*TASK PROMPT*
Can you put every line of the data, from the one containing "Give me the" down to the one containing "scatter-point [54,232,59,239]", both included, into a JSON list of strings with one string per line and blank lines left out?

*EXCERPTED DATA*
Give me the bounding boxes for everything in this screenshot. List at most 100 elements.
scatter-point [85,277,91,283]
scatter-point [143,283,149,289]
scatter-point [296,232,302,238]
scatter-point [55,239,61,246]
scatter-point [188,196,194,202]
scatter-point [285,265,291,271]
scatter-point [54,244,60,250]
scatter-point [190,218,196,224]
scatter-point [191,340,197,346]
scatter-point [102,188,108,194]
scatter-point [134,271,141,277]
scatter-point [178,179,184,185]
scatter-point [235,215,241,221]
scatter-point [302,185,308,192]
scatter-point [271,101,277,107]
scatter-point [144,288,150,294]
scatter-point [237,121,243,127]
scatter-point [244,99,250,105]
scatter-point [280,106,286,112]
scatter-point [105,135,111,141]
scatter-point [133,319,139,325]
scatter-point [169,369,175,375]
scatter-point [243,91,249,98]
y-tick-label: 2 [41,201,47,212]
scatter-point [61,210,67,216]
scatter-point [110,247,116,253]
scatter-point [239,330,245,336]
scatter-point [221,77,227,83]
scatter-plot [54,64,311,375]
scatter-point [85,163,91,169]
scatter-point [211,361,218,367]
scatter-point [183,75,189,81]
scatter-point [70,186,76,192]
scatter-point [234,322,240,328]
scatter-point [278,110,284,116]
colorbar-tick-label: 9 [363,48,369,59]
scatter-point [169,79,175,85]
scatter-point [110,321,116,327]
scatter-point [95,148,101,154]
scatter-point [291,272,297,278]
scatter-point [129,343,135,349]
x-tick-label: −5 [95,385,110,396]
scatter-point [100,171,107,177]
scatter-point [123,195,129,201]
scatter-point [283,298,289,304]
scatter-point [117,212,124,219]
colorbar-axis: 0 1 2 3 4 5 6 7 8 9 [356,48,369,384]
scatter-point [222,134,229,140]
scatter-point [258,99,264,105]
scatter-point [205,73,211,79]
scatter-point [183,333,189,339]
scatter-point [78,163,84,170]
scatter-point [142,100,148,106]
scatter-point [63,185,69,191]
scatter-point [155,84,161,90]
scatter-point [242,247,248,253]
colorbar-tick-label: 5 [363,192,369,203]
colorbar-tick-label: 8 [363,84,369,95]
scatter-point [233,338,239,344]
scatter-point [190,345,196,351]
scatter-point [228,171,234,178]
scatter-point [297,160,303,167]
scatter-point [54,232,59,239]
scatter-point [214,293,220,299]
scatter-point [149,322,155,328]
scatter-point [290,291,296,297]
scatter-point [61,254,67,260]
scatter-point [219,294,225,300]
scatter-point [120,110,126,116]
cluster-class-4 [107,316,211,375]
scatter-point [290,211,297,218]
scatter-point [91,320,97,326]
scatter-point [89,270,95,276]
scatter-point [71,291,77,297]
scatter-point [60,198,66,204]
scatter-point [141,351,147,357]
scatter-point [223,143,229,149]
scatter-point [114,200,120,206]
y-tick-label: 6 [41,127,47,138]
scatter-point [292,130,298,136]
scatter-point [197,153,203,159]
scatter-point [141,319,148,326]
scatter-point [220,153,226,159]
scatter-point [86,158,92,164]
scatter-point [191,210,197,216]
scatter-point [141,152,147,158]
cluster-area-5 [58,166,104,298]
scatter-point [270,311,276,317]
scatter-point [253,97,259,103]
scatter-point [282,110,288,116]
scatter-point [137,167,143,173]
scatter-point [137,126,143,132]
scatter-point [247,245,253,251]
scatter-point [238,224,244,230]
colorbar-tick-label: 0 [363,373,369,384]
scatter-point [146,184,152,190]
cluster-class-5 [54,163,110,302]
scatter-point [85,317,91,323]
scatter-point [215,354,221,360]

...

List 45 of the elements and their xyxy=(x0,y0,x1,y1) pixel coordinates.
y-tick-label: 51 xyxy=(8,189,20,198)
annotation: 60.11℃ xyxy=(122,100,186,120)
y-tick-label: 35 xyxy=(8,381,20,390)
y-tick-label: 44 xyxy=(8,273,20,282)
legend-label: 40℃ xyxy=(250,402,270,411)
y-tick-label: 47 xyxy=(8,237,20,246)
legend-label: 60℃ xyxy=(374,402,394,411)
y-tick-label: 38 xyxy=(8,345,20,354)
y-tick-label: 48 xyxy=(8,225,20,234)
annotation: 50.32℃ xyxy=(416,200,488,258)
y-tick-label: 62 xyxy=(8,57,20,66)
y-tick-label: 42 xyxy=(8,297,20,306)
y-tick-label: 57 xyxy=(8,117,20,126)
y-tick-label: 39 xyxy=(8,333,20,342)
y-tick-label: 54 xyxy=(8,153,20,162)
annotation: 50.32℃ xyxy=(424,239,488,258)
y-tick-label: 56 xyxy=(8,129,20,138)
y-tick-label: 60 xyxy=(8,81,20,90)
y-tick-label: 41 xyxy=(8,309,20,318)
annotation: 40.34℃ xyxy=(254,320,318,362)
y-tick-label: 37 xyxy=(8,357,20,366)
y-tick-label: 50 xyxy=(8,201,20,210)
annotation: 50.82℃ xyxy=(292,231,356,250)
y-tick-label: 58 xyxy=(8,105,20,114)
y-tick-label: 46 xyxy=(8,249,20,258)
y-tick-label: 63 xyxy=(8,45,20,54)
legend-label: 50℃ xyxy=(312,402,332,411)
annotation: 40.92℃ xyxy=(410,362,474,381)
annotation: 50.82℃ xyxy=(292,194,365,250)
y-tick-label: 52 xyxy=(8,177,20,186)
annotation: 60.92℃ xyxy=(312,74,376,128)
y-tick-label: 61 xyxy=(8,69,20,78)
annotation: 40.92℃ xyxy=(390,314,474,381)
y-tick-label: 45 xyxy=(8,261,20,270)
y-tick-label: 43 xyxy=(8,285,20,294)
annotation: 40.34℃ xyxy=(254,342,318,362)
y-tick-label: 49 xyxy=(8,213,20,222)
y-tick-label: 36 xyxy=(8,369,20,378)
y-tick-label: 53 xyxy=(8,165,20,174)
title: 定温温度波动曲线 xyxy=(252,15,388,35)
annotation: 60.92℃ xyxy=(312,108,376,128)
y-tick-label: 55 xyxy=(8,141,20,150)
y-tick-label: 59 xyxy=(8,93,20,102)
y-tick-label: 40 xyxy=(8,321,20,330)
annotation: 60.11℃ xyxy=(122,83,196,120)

*IN RESPONSE*
[
  "Give me the bounding boxes for everything in this screenshot. List at most 100 elements.",
  "scatter-point [85,277,91,283]",
  "scatter-point [143,283,149,289]",
  "scatter-point [296,232,302,238]",
  "scatter-point [55,239,61,246]",
  "scatter-point [188,196,194,202]",
  "scatter-point [285,265,291,271]",
  "scatter-point [54,244,60,250]",
  "scatter-point [190,218,196,224]",
  "scatter-point [191,340,197,346]",
  "scatter-point [102,188,108,194]",
  "scatter-point [134,271,141,277]",
  "scatter-point [178,179,184,185]",
  "scatter-point [235,215,241,221]",
  "scatter-point [302,185,308,192]",
  "scatter-point [271,101,277,107]",
  "scatter-point [144,288,150,294]",
  "scatter-point [237,121,243,127]",
  "scatter-point [244,99,250,105]",
  "scatter-point [280,106,286,112]",
  "scatter-point [105,135,111,141]",
  "scatter-point [133,319,139,325]",
  "scatter-point [169,369,175,375]",
  "scatter-point [243,91,249,98]",
  "y-tick-label: 2 [41,201,47,212]",
  "scatter-point [61,210,67,216]",
  "scatter-point [110,247,116,253]",
  "scatter-point [239,330,245,336]",
  "scatter-point [221,77,227,83]",
  "scatter-plot [54,64,311,375]",
  "scatter-point [85,163,91,169]",
  "scatter-point [211,361,218,367]",
  "scatter-point [183,75,189,81]",
  "scatter-point [70,186,76,192]",
  "scatter-point [234,322,240,328]",
  "scatter-point [278,110,284,116]",
  "colorbar-tick-label: 9 [363,48,369,59]",
  "scatter-point [169,79,175,85]",
  "scatter-point [110,321,116,327]",
  "scatter-point [95,148,101,154]",
  "scatter-point [291,272,297,278]",
  "scatter-point [129,343,135,349]",
  "x-tick-label: −5 [95,385,110,396]",
  "scatter-point [100,171,107,177]",
  "scatter-point [123,195,129,201]",
  "scatter-point [283,298,289,304]",
  "scatter-point [117,212,124,219]",
  "colorbar-axis: 0 1 2 3 4 5 6 7 8 9 [356,48,369,384]",
  "scatter-point [222,134,229,140]",
  "scatter-point [258,99,264,105]",
  "scatter-point [205,73,211,79]",
  "scatter-point [183,333,189,339]",
  "scatter-point [78,163,84,170]",
  "scatter-point [142,100,148,106]",
  "scatter-point [63,185,69,191]",
  "scatter-point [155,84,161,90]",
  "scatter-point [242,247,248,253]",
  "colorbar-tick-label: 5 [363,192,369,203]",
  "colorbar-tick-label: 8 [363,84,369,95]",
  "scatter-point [233,338,239,344]",
  "scatter-point [190,345,196,351]",
  "scatter-point [228,171,234,178]",
  "scatter-point [297,160,303,167]",
  "scatter-point [54,232,59,239]"
]